## begin INPUT RECORDS

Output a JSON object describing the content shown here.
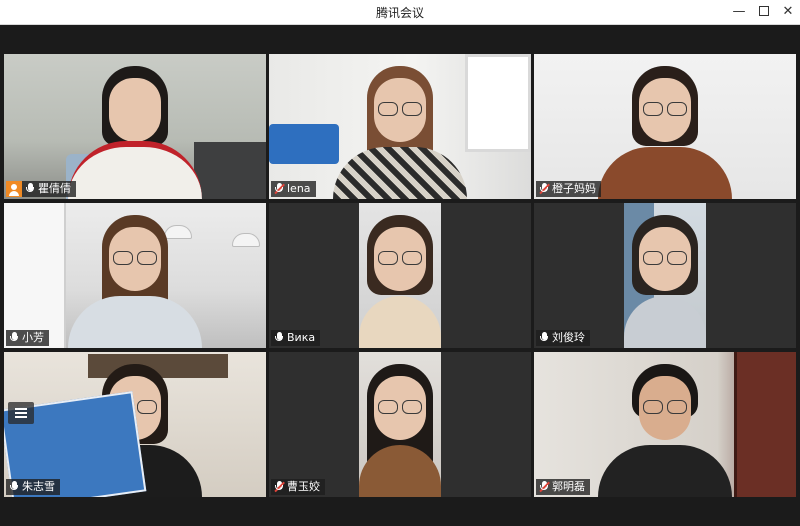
{
  "window": {
    "title": "腾讯会议",
    "minimize_glyph": "—",
    "close_glyph": "✕"
  },
  "participants": [
    {
      "name": "瞿倩倩",
      "mic": "on",
      "host": true
    },
    {
      "name": "lena",
      "mic": "muted",
      "host": false
    },
    {
      "name": "橙子妈妈",
      "mic": "muted",
      "host": false
    },
    {
      "name": "小芳",
      "mic": "on",
      "host": false
    },
    {
      "name": "Вика",
      "mic": "on",
      "host": false
    },
    {
      "name": "刘俊玲",
      "mic": "on",
      "host": false
    },
    {
      "name": "朱志雪",
      "mic": "on",
      "host": false,
      "active_speaker": true
    },
    {
      "name": "曹玉姣",
      "mic": "muted",
      "host": false
    },
    {
      "name": "郭明磊",
      "mic": "muted",
      "host": false
    }
  ],
  "icons": {
    "host": "host-person-icon",
    "mic": "microphone-icon",
    "mic_muted": "microphone-muted-icon",
    "menu": "menu-icon"
  },
  "colors": {
    "active_speaker_border": "#2fbf67",
    "host_badge": "#f08a24",
    "muted_slash": "#e0443a"
  }
}
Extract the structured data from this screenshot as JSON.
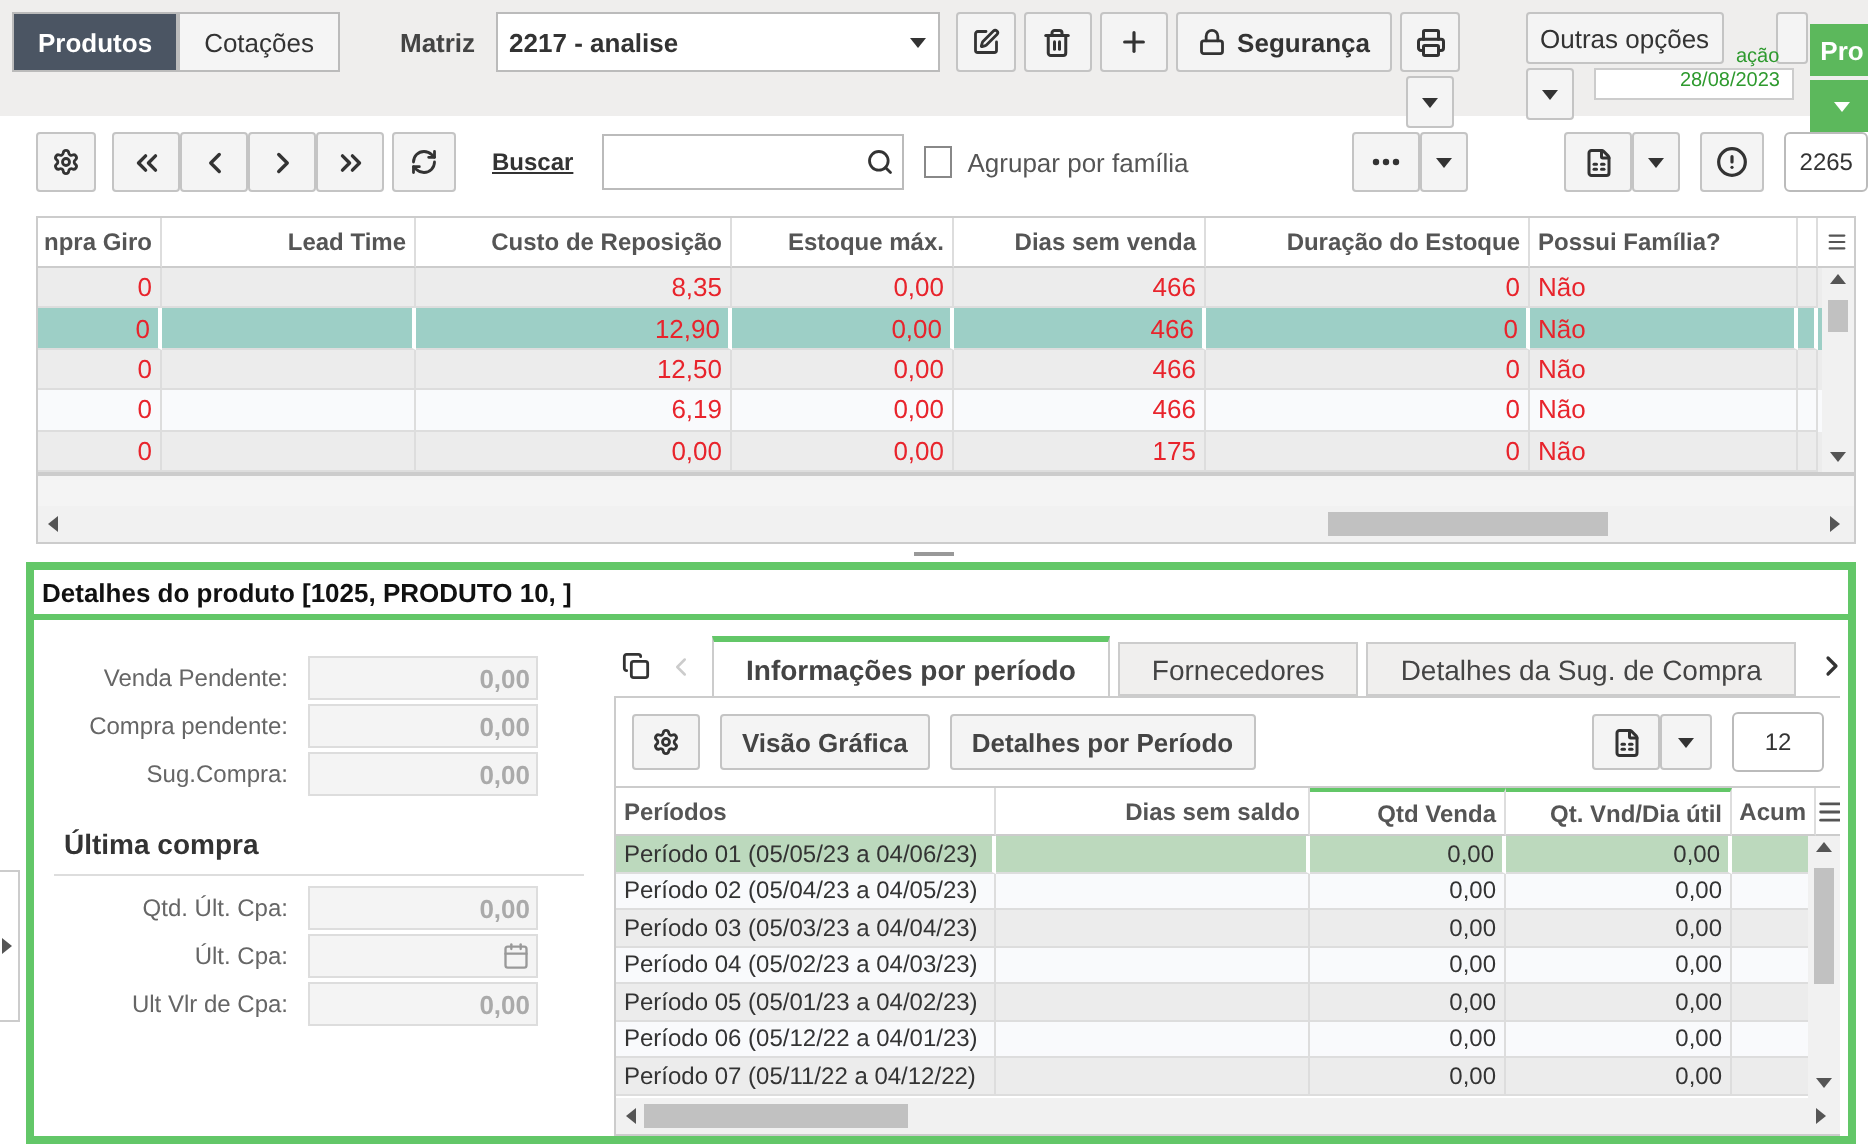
{
  "top_tabs": [
    {
      "label": "Produtos",
      "selected": true
    },
    {
      "label": "Cotações",
      "selected": false
    }
  ],
  "matrix": {
    "label": "Matriz",
    "value": "2217 - analise"
  },
  "top_buttons": {
    "security": "Segurança",
    "other_options": "Outras opções"
  },
  "overlay": {
    "status_text": "ação",
    "date": "28/08/2023",
    "action": "Pro"
  },
  "toolbar": {
    "search_link": "Buscar",
    "group_label": "Agrupar por família",
    "group_checked": false,
    "count": "2265"
  },
  "table": {
    "columns": [
      "npra Giro",
      "Lead Time",
      "Custo de Reposição",
      "Estoque máx.",
      "Dias sem venda",
      "Duração do Estoque",
      "Possui Família?"
    ],
    "rows": [
      {
        "selected": false,
        "cells": [
          "0",
          "",
          "8,35",
          "0,00",
          "466",
          "0",
          "Não"
        ]
      },
      {
        "selected": true,
        "cells": [
          "0",
          "",
          "12,90",
          "0,00",
          "466",
          "0",
          "Não"
        ]
      },
      {
        "selected": false,
        "cells": [
          "0",
          "",
          "12,50",
          "0,00",
          "466",
          "0",
          "Não"
        ]
      },
      {
        "selected": false,
        "cells": [
          "0",
          "",
          "6,19",
          "0,00",
          "466",
          "0",
          "Não"
        ]
      },
      {
        "selected": false,
        "cells": [
          "0",
          "",
          "0,00",
          "0,00",
          "175",
          "0",
          "Não"
        ]
      }
    ]
  },
  "details": {
    "title": "Detalhes do produto [1025, PRODUTO 10, ]",
    "fields": [
      {
        "label": "Venda Pendente:",
        "value": "0,00",
        "kind": "number",
        "disabled": true
      },
      {
        "label": "Compra pendente:",
        "value": "0,00",
        "kind": "number",
        "disabled": true
      },
      {
        "label": "Sug.Compra:",
        "value": "0,00",
        "kind": "number",
        "disabled": true
      }
    ],
    "last_purchase_title": "Última compra",
    "last_purchase_fields": [
      {
        "label": "Qtd. Últ. Cpa:",
        "value": "0,00",
        "kind": "number",
        "disabled": true
      },
      {
        "label": "Últ. Cpa:",
        "kind": "date",
        "disabled": true
      },
      {
        "label": "Ult Vlr de Cpa:",
        "value": "0,00",
        "kind": "number",
        "disabled": true
      }
    ],
    "tabs": [
      {
        "label": "Informações por período",
        "selected": true
      },
      {
        "label": "Fornecedores",
        "selected": false
      },
      {
        "label": "Detalhes da Sug. de Compra",
        "selected": false
      }
    ],
    "buttons": [
      "Visão Gráfica",
      "Detalhes por Período"
    ],
    "count": "12",
    "grid": {
      "columns": [
        "Períodos",
        "Dias sem saldo",
        "Qtd Venda",
        "Qt. Vnd/Dia útil",
        "Acum"
      ],
      "rows": [
        {
          "selected": true,
          "cells": [
            "Período 01 (05/05/23 a 04/06/23)",
            "",
            "0,00",
            "0,00",
            ""
          ]
        },
        {
          "selected": false,
          "cells": [
            "Período 02 (05/04/23 a 04/05/23)",
            "",
            "0,00",
            "0,00",
            ""
          ]
        },
        {
          "selected": false,
          "cells": [
            "Período 03 (05/03/23 a 04/04/23)",
            "",
            "0,00",
            "0,00",
            ""
          ]
        },
        {
          "selected": false,
          "cells": [
            "Período 04 (05/02/23 a 04/03/23)",
            "",
            "0,00",
            "0,00",
            ""
          ]
        },
        {
          "selected": false,
          "cells": [
            "Período 05 (05/01/23 a 04/02/23)",
            "",
            "0,00",
            "0,00",
            ""
          ]
        },
        {
          "selected": false,
          "cells": [
            "Período 06 (05/12/22 a 04/01/23)",
            "",
            "0,00",
            "0,00",
            ""
          ]
        },
        {
          "selected": false,
          "cells": [
            "Período 07 (05/11/22 a 04/12/22)",
            "",
            "0,00",
            "0,00",
            ""
          ]
        }
      ]
    }
  }
}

## end INPUT RECORDS

# DO THIS
Every line of the data above should be quoted exactly. Omit the pictures.

# ANSWER IN FULL
Output a JSON object describing the content shown here.
{
  "window": {
    "title": "腾讯会议",
    "minimize_glyph": "—",
    "close_glyph": "✕"
  },
  "participants": [
    {
      "name": "瞿倩倩",
      "mic": "on",
      "host": true
    },
    {
      "name": "lena",
      "mic": "muted",
      "host": false
    },
    {
      "name": "橙子妈妈",
      "mic": "muted",
      "host": false
    },
    {
      "name": "小芳",
      "mic": "on",
      "host": false
    },
    {
      "name": "Вика",
      "mic": "on",
      "host": false
    },
    {
      "name": "刘俊玲",
      "mic": "on",
      "host": false
    },
    {
      "name": "朱志雪",
      "mic": "on",
      "host": false,
      "active_speaker": true
    },
    {
      "name": "曹玉姣",
      "mic": "muted",
      "host": false
    },
    {
      "name": "郭明磊",
      "mic": "muted",
      "host": false
    }
  ],
  "icons": {
    "host": "host-person-icon",
    "mic": "microphone-icon",
    "mic_muted": "microphone-muted-icon",
    "menu": "menu-icon"
  },
  "colors": {
    "active_speaker_border": "#2fbf67",
    "host_badge": "#f08a24",
    "muted_slash": "#e0443a"
  }
}
Extract the structured data from this screenshot as JSON.
{
  "top_tabs": [
    {
      "label": "Produtos",
      "selected": true
    },
    {
      "label": "Cotações",
      "selected": false
    }
  ],
  "matrix": {
    "label": "Matriz",
    "value": "2217 - analise"
  },
  "top_buttons": {
    "security": "Segurança",
    "other_options": "Outras opções"
  },
  "overlay": {
    "status_text": "ação",
    "date": "28/08/2023",
    "action": "Pro"
  },
  "toolbar": {
    "search_link": "Buscar",
    "group_label": "Agrupar por família",
    "group_checked": false,
    "count": "2265"
  },
  "table": {
    "columns": [
      "npra Giro",
      "Lead Time",
      "Custo de Reposição",
      "Estoque máx.",
      "Dias sem venda",
      "Duração do Estoque",
      "Possui Família?"
    ],
    "rows": [
      {
        "selected": false,
        "cells": [
          "0",
          "",
          "8,35",
          "0,00",
          "466",
          "0",
          "Não"
        ]
      },
      {
        "selected": true,
        "cells": [
          "0",
          "",
          "12,90",
          "0,00",
          "466",
          "0",
          "Não"
        ]
      },
      {
        "selected": false,
        "cells": [
          "0",
          "",
          "12,50",
          "0,00",
          "466",
          "0",
          "Não"
        ]
      },
      {
        "selected": false,
        "cells": [
          "0",
          "",
          "6,19",
          "0,00",
          "466",
          "0",
          "Não"
        ]
      },
      {
        "selected": false,
        "cells": [
          "0",
          "",
          "0,00",
          "0,00",
          "175",
          "0",
          "Não"
        ]
      }
    ]
  },
  "details": {
    "title": "Detalhes do produto [1025, PRODUTO 10, ]",
    "fields": [
      {
        "label": "Venda Pendente:",
        "value": "0,00",
        "kind": "number",
        "disabled": true
      },
      {
        "label": "Compra pendente:",
        "value": "0,00",
        "kind": "number",
        "disabled": true
      },
      {
        "label": "Sug.Compra:",
        "value": "0,00",
        "kind": "number",
        "disabled": true
      }
    ],
    "last_purchase_title": "Última compra",
    "last_purchase_fields": [
      {
        "label": "Qtd. Últ. Cpa:",
        "value": "0,00",
        "kind": "number",
        "disabled": true
      },
      {
        "label": "Últ. Cpa:",
        "kind": "date",
        "disabled": true
      },
      {
        "label": "Ult Vlr de Cpa:",
        "value": "0,00",
        "kind": "number",
        "disabled": true
      }
    ],
    "tabs": [
      {
        "label": "Informações por período",
        "selected": true
      },
      {
        "label": "Fornecedores",
        "selected": false
      },
      {
        "label": "Detalhes da Sug. de Compra",
        "selected": false
      }
    ],
    "buttons": [
      "Visão Gráfica",
      "Detalhes por Período"
    ],
    "count": "12",
    "grid": {
      "columns": [
        "Períodos",
        "Dias sem saldo",
        "Qtd Venda",
        "Qt. Vnd/Dia útil",
        "Acum"
      ],
      "rows": [
        {
          "selected": true,
          "cells": [
            "Período 01 (05/05/23 a 04/06/23)",
            "",
            "0,00",
            "0,00",
            ""
          ]
        },
        {
          "selected": false,
          "cells": [
            "Período 02 (05/04/23 a 04/05/23)",
            "",
            "0,00",
            "0,00",
            ""
          ]
        },
        {
          "selected": false,
          "cells": [
            "Período 03 (05/03/23 a 04/04/23)",
            "",
            "0,00",
            "0,00",
            ""
          ]
        },
        {
          "selected": false,
          "cells": [
            "Período 04 (05/02/23 a 04/03/23)",
            "",
            "0,00",
            "0,00",
            ""
          ]
        },
        {
          "selected": false,
          "cells": [
            "Período 05 (05/01/23 a 04/02/23)",
            "",
            "0,00",
            "0,00",
            ""
          ]
        },
        {
          "selected": false,
          "cells": [
            "Período 06 (05/12/22 a 04/01/23)",
            "",
            "0,00",
            "0,00",
            ""
          ]
        },
        {
          "selected": false,
          "cells": [
            "Período 07 (05/11/22 a 04/12/22)",
            "",
            "0,00",
            "0,00",
            ""
          ]
        }
      ]
    }
  }
}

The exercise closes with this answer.